WHAT THE TASK REQUIRES: Transcribe every line exactly. Leave the pictures behind.

((

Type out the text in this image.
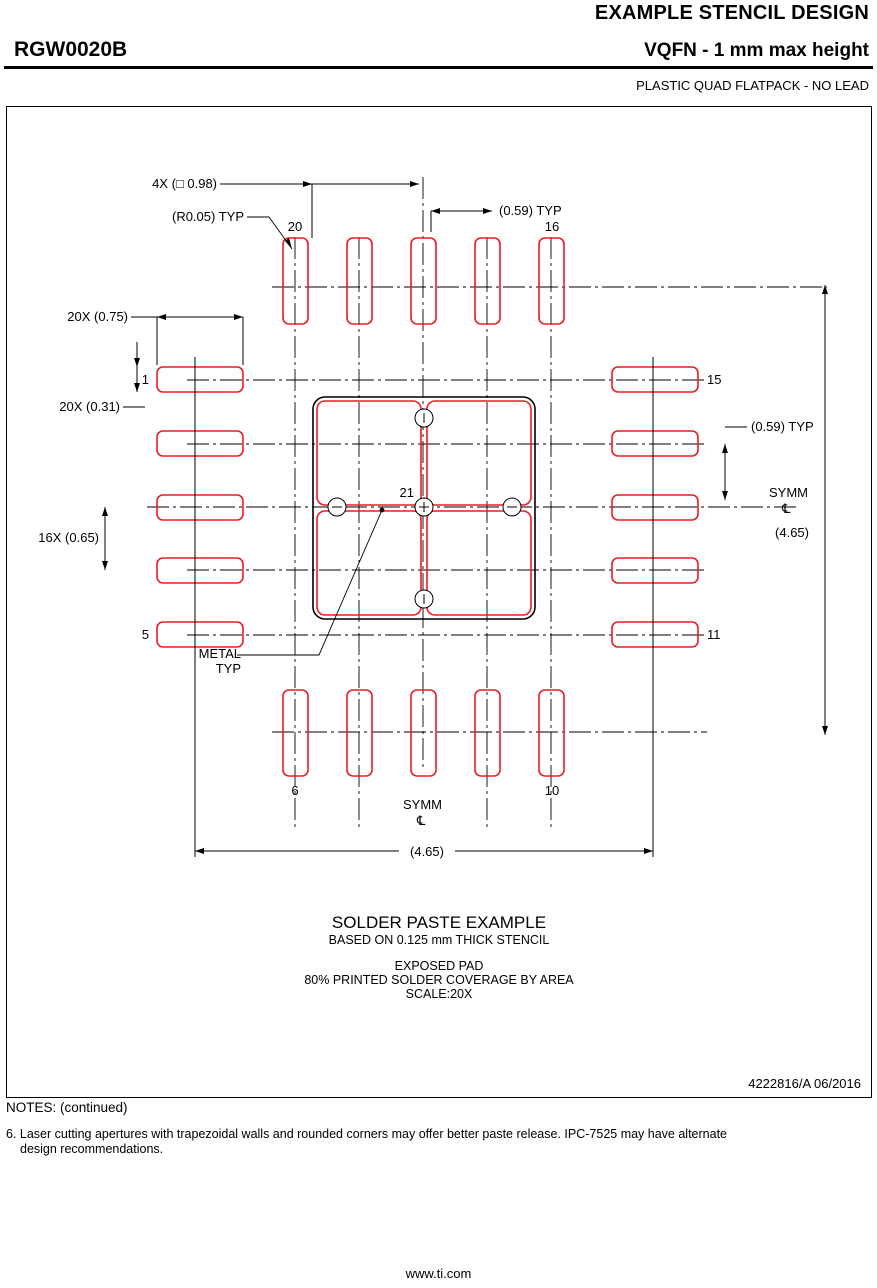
EXAMPLE STENCIL DESIGN
RGW0020B	VQFN - 1 mm max height
PLASTIC QUAD FLATPACK - NO LEAD
METAL
TYP
4X (□ 0.98)
(0.59) TYP
(R0.05) TYP
20X (0.75)
20X (0.31)
16X (0.65)
(0.59) TYP
SYMM
℄
SYMM
℄
(4.65)
(4.65)
20	16
1
5
15
11
6	10
21
SOLDER PASTE EXAMPLE
BASED ON 0.125 mm THICK STENCIL
EXPOSED PAD
80% PRINTED SOLDER COVERAGE BY AREA
SCALE:20X
4222816/A 06/2016
NOTES: (continued)
6. Laser cutting apertures with trapezoidal walls and rounded corners may offer better paste release. IPC-7525 may have alternate
design recommendations.
www.ti.com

))

FINISHED TASK:
Type out the text in this image.
EXAMPLE STENCIL DESIGN
RGW0020B	VQFN - 1 mm max height
PLASTIC QUAD FLATPACK - NO LEAD
METAL
TYP
4X (□ 0.98)
(0.59) TYP
(R0.05) TYP
20X (0.75)
20X (0.31)
16X (0.65)
(0.59) TYP
SYMM
℄
SYMM
℄
(4.65)
(4.65)
20	16
1
5
15
11
6	10
21
SOLDER PASTE EXAMPLE
BASED ON 0.125 mm THICK STENCIL
EXPOSED PAD
80% PRINTED SOLDER COVERAGE BY AREA
SCALE:20X
4222816/A 06/2016
NOTES: (continued)
6. Laser cutting apertures with trapezoidal walls and rounded corners may offer better paste release. IPC-7525 may have alternate
design recommendations.
www.ti.com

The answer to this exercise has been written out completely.